— Begin —

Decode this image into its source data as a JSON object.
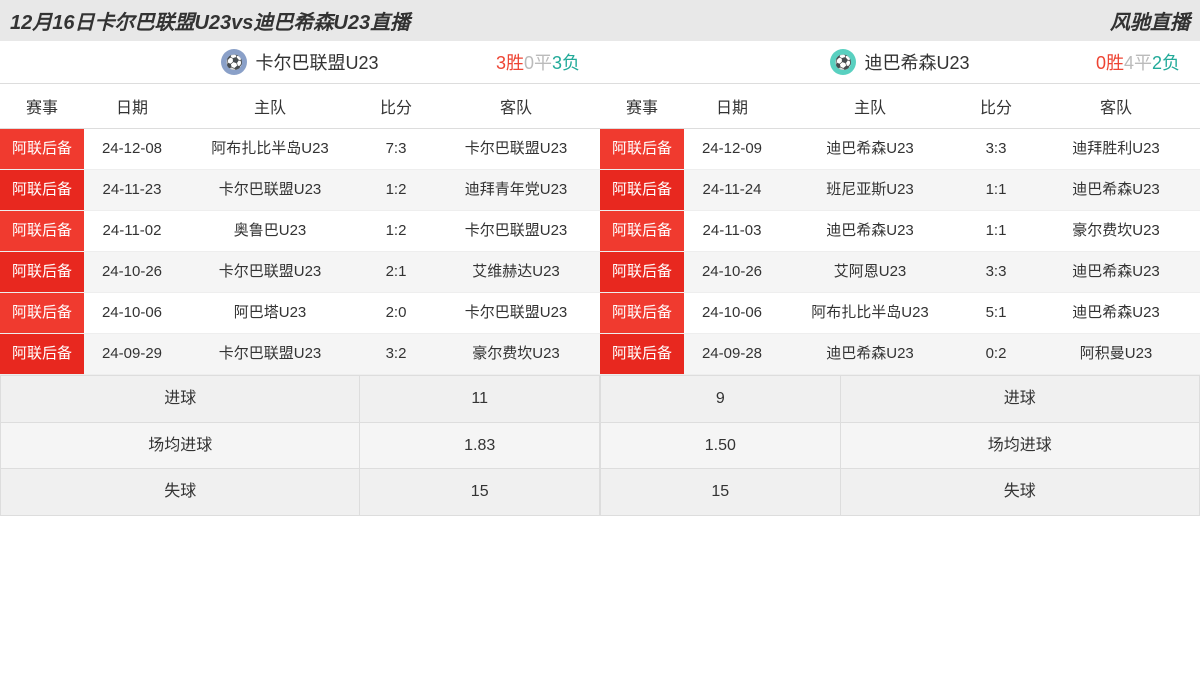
{
  "header": {
    "title": "12月16日卡尔巴联盟U23vs迪巴希森U23直播",
    "brand": "风驰直播"
  },
  "columns": [
    "赛事",
    "日期",
    "主队",
    "比分",
    "客队"
  ],
  "left": {
    "name": "卡尔巴联盟U23",
    "icon_bg": "#8aa0c8",
    "record": {
      "w": "3胜",
      "d": "0平",
      "l": "3负"
    },
    "rows": [
      {
        "comp": "阿联后备",
        "date": "24-12-08",
        "home": "阿布扎比半岛U23",
        "score": "7:3",
        "away": "卡尔巴联盟U23"
      },
      {
        "comp": "阿联后备",
        "date": "24-11-23",
        "home": "卡尔巴联盟U23",
        "score": "1:2",
        "away": "迪拜青年党U23"
      },
      {
        "comp": "阿联后备",
        "date": "24-11-02",
        "home": "奥鲁巴U23",
        "score": "1:2",
        "away": "卡尔巴联盟U23"
      },
      {
        "comp": "阿联后备",
        "date": "24-10-26",
        "home": "卡尔巴联盟U23",
        "score": "2:1",
        "away": "艾维赫达U23"
      },
      {
        "comp": "阿联后备",
        "date": "24-10-06",
        "home": "阿巴塔U23",
        "score": "2:0",
        "away": "卡尔巴联盟U23"
      },
      {
        "comp": "阿联后备",
        "date": "24-09-29",
        "home": "卡尔巴联盟U23",
        "score": "3:2",
        "away": "豪尔费坎U23"
      }
    ],
    "summary": [
      {
        "label": "进球",
        "value": "11"
      },
      {
        "label": "场均进球",
        "value": "1.83"
      },
      {
        "label": "失球",
        "value": "15"
      }
    ]
  },
  "right": {
    "name": "迪巴希森U23",
    "icon_bg": "#59d0c0",
    "record": {
      "w": "0胜",
      "d": "4平",
      "l": "2负"
    },
    "rows": [
      {
        "comp": "阿联后备",
        "date": "24-12-09",
        "home": "迪巴希森U23",
        "score": "3:3",
        "away": "迪拜胜利U23"
      },
      {
        "comp": "阿联后备",
        "date": "24-11-24",
        "home": "班尼亚斯U23",
        "score": "1:1",
        "away": "迪巴希森U23"
      },
      {
        "comp": "阿联后备",
        "date": "24-11-03",
        "home": "迪巴希森U23",
        "score": "1:1",
        "away": "豪尔费坎U23"
      },
      {
        "comp": "阿联后备",
        "date": "24-10-26",
        "home": "艾阿恩U23",
        "score": "3:3",
        "away": "迪巴希森U23"
      },
      {
        "comp": "阿联后备",
        "date": "24-10-06",
        "home": "阿布扎比半岛U23",
        "score": "5:1",
        "away": "迪巴希森U23"
      },
      {
        "comp": "阿联后备",
        "date": "24-09-28",
        "home": "迪巴希森U23",
        "score": "0:2",
        "away": "阿积曼U23"
      }
    ],
    "summary": [
      {
        "label": "进球",
        "value": "9"
      },
      {
        "label": "场均进球",
        "value": "1.50"
      },
      {
        "label": "失球",
        "value": "15"
      }
    ]
  }
}
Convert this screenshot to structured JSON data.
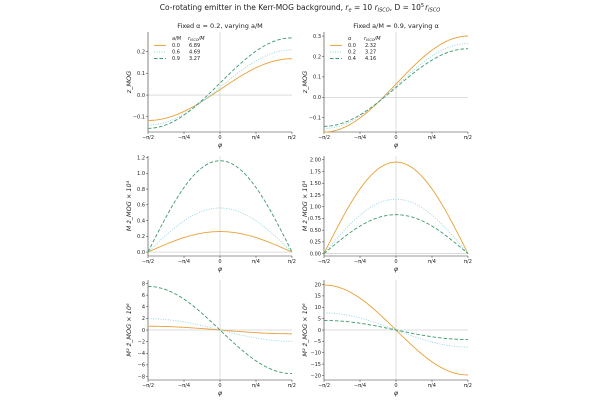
{
  "title": "Co-rotating emitter in the Kerr-MOG background, r_e = 10 r_ISCO, D = 10^5 r_ISCO",
  "title_parts": {
    "prefix": "Co-rotating emitter in the Kerr-MOG background, ",
    "re": "r",
    "re_sub": "e",
    "re_eq": " = 10 ",
    "r1": "r",
    "r1_sub": "ISCO",
    "sep": ", D = 10",
    "exp": "5",
    "r2": "r",
    "r2_sub": "ISCO"
  },
  "colors": {
    "orange": "#e8a035",
    "blue": "#8fd0e0",
    "green": "#3a9a6a",
    "axis": "#333333",
    "zero_line": "#bbbbbb"
  },
  "chart_data": [
    {
      "id": "z-left",
      "type": "line",
      "row": 0,
      "col": 0,
      "title": "Fixed α = 0.2, varying a/M",
      "xlabel": "φ",
      "ylabel": "z_MOG",
      "xlim": [
        -1.5708,
        1.5708
      ],
      "ylim": [
        -0.17,
        0.29
      ],
      "yticks": [
        -0.1,
        0.0,
        0.1,
        0.2
      ],
      "ytick_labels": [
        "−0.1",
        "0.0",
        "0.1",
        "0.2"
      ],
      "xticks": [
        -1.5708,
        -0.7854,
        0,
        0.7854,
        1.5708
      ],
      "xtick_labels": [
        "−π/2",
        "−π/4",
        "0",
        "π/4",
        "π/2"
      ],
      "legend": {
        "title_param": "a/M",
        "title_extra": "r_ISCO/M",
        "placement": "top-left",
        "entries": [
          {
            "param": "0.0",
            "extra": "6.89",
            "color": "#e8a035",
            "dash": "solid"
          },
          {
            "param": "0.6",
            "extra": "4.69",
            "color": "#8fd0e0",
            "dash": "dotted"
          },
          {
            "param": "0.9",
            "extra": "3.27",
            "color": "#3a9a6a",
            "dash": "dashed"
          }
        ]
      },
      "series": [
        {
          "name": "a/M = 0.0",
          "form": "offsin",
          "amp": 0.142,
          "offset": 0.025,
          "color": "#e8a035",
          "dash": "solid"
        },
        {
          "name": "a/M = 0.6",
          "form": "offsin",
          "amp": 0.173,
          "offset": 0.035,
          "color": "#8fd0e0",
          "dash": "dotted"
        },
        {
          "name": "a/M = 0.9",
          "form": "offsin",
          "amp": 0.208,
          "offset": 0.055,
          "color": "#3a9a6a",
          "dash": "dashed"
        }
      ]
    },
    {
      "id": "z-right",
      "type": "line",
      "row": 0,
      "col": 1,
      "title": "Fixed a/M = 0.9, varying α",
      "xlabel": "φ",
      "ylabel": "z_MOG",
      "xlim": [
        -1.5708,
        1.5708
      ],
      "ylim": [
        -0.17,
        0.32
      ],
      "yticks": [
        -0.1,
        0.0,
        0.1,
        0.2,
        0.3
      ],
      "ytick_labels": [
        "−0.1",
        "0.0",
        "0.1",
        "0.2",
        "0.3"
      ],
      "xticks": [
        -1.5708,
        -0.7854,
        0,
        0.7854,
        1.5708
      ],
      "xtick_labels": [
        "−π/2",
        "−π/4",
        "0",
        "π/4",
        "π/2"
      ],
      "legend": {
        "title_param": "α",
        "title_extra": "r_ISCO/M",
        "placement": "top-left",
        "entries": [
          {
            "param": "0.0",
            "extra": "2.32",
            "color": "#e8a035",
            "dash": "solid"
          },
          {
            "param": "0.2",
            "extra": "3.27",
            "color": "#8fd0e0",
            "dash": "dotted"
          },
          {
            "param": "0.4",
            "extra": "4.16",
            "color": "#3a9a6a",
            "dash": "dashed"
          }
        ]
      },
      "series": [
        {
          "name": "α = 0.0",
          "form": "offsin",
          "amp": 0.235,
          "offset": 0.065,
          "color": "#e8a035",
          "dash": "solid"
        },
        {
          "name": "α = 0.2",
          "form": "offsin",
          "amp": 0.208,
          "offset": 0.055,
          "color": "#8fd0e0",
          "dash": "dotted"
        },
        {
          "name": "α = 0.4",
          "form": "offsin",
          "amp": 0.19,
          "offset": 0.048,
          "color": "#3a9a6a",
          "dash": "dashed"
        }
      ]
    },
    {
      "id": "dz-left",
      "type": "line",
      "row": 1,
      "col": 0,
      "xlabel": "φ",
      "ylabel": "M ż_MOG × 10³",
      "xlim": [
        -1.5708,
        1.5708
      ],
      "ylim": [
        -0.05,
        1.22
      ],
      "yticks": [
        0.0,
        0.2,
        0.4,
        0.6,
        0.8,
        1.0,
        1.2
      ],
      "ytick_labels": [
        "0.0",
        "0.2",
        "0.4",
        "0.6",
        "0.8",
        "1.0",
        "1.2"
      ],
      "xticks": [
        -1.5708,
        -0.7854,
        0,
        0.7854,
        1.5708
      ],
      "xtick_labels": [
        "−π/2",
        "−π/4",
        "0",
        "π/4",
        "π/2"
      ],
      "series": [
        {
          "name": "a/M = 0.0",
          "form": "cos",
          "amp": 0.26,
          "offset": 0,
          "color": "#e8a035",
          "dash": "solid"
        },
        {
          "name": "a/M = 0.6",
          "form": "cos",
          "amp": 0.56,
          "offset": 0,
          "color": "#8fd0e0",
          "dash": "dotted"
        },
        {
          "name": "a/M = 0.9",
          "form": "cos",
          "amp": 1.16,
          "offset": 0,
          "color": "#3a9a6a",
          "dash": "dashed"
        }
      ]
    },
    {
      "id": "dz-right",
      "type": "line",
      "row": 1,
      "col": 1,
      "xlabel": "φ",
      "ylabel": "M ż_MOG × 10³",
      "xlim": [
        -1.5708,
        1.5708
      ],
      "ylim": [
        -0.05,
        2.08
      ],
      "yticks": [
        0.0,
        0.25,
        0.5,
        0.75,
        1.0,
        1.25,
        1.5,
        1.75,
        2.0
      ],
      "ytick_labels": [
        "0.00",
        "0.25",
        "0.50",
        "0.75",
        "1.00",
        "1.25",
        "1.50",
        "1.75",
        "2.00"
      ],
      "xticks": [
        -1.5708,
        -0.7854,
        0,
        0.7854,
        1.5708
      ],
      "xtick_labels": [
        "−π/2",
        "−π/4",
        "0",
        "π/4",
        "π/2"
      ],
      "series": [
        {
          "name": "α = 0.0",
          "form": "cos",
          "amp": 1.95,
          "offset": 0,
          "color": "#e8a035",
          "dash": "solid"
        },
        {
          "name": "α = 0.2",
          "form": "cos",
          "amp": 1.16,
          "offset": 0,
          "color": "#8fd0e0",
          "dash": "dotted"
        },
        {
          "name": "α = 0.4",
          "form": "cos",
          "amp": 0.83,
          "offset": 0,
          "color": "#3a9a6a",
          "dash": "dashed"
        }
      ]
    },
    {
      "id": "ddz-left",
      "type": "line",
      "row": 2,
      "col": 0,
      "xlabel": "φ",
      "ylabel": "M² z̈_MOG × 10⁶",
      "xlim": [
        -1.5708,
        1.5708
      ],
      "ylim": [
        -8.6,
        8.6
      ],
      "yticks": [
        -8,
        -6,
        -4,
        -2,
        0,
        2,
        4,
        6,
        8
      ],
      "ytick_labels": [
        "−8",
        "−6",
        "−4",
        "−2",
        "0",
        "2",
        "4",
        "6",
        "8"
      ],
      "xticks": [
        -1.5708,
        -0.7854,
        0,
        0.7854,
        1.5708
      ],
      "xtick_labels": [
        "−π/2",
        "−π/4",
        "0",
        "π/4",
        "π/2"
      ],
      "series": [
        {
          "name": "a/M = 0.0",
          "form": "negsin",
          "amp": 0.65,
          "offset": 0,
          "color": "#e8a035",
          "dash": "solid"
        },
        {
          "name": "a/M = 0.6",
          "form": "negsin",
          "amp": 1.95,
          "offset": 0,
          "color": "#8fd0e0",
          "dash": "dotted"
        },
        {
          "name": "a/M = 0.9",
          "form": "negsin",
          "amp": 7.5,
          "offset": 0,
          "color": "#3a9a6a",
          "dash": "dashed"
        }
      ]
    },
    {
      "id": "ddz-right",
      "type": "line",
      "row": 2,
      "col": 1,
      "xlabel": "φ",
      "ylabel": "M² z̈_MOG × 10⁶",
      "xlim": [
        -1.5708,
        1.5708
      ],
      "ylim": [
        -22,
        22
      ],
      "yticks": [
        -20,
        -15,
        -10,
        -5,
        0,
        5,
        10,
        15,
        20
      ],
      "ytick_labels": [
        "−20",
        "−15",
        "−10",
        "−5",
        "0",
        "5",
        "10",
        "15",
        "20"
      ],
      "xticks": [
        -1.5708,
        -0.7854,
        0,
        0.7854,
        1.5708
      ],
      "xtick_labels": [
        "−π/2",
        "−π/4",
        "0",
        "π/4",
        "π/2"
      ],
      "series": [
        {
          "name": "α = 0.0",
          "form": "negsin",
          "amp": 19.8,
          "offset": 0,
          "color": "#e8a035",
          "dash": "solid"
        },
        {
          "name": "α = 0.2",
          "form": "negsin",
          "amp": 7.5,
          "offset": 0,
          "color": "#8fd0e0",
          "dash": "dotted"
        },
        {
          "name": "α = 0.4",
          "form": "negsin",
          "amp": 4.2,
          "offset": 0,
          "color": "#3a9a6a",
          "dash": "dashed"
        }
      ]
    }
  ]
}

— End —

» **What the exercise asks**: Check each line of the entries above for the word "background". List the ones that have it.

» **Complete output**:
  "title": "Co-rotating emitter in the Kerr-MOG background, r_e = 10 r_ISCO, D = 10^5 r_ISCO",
    "prefix": "Co-rotating emitter in the Kerr-MOG background, ",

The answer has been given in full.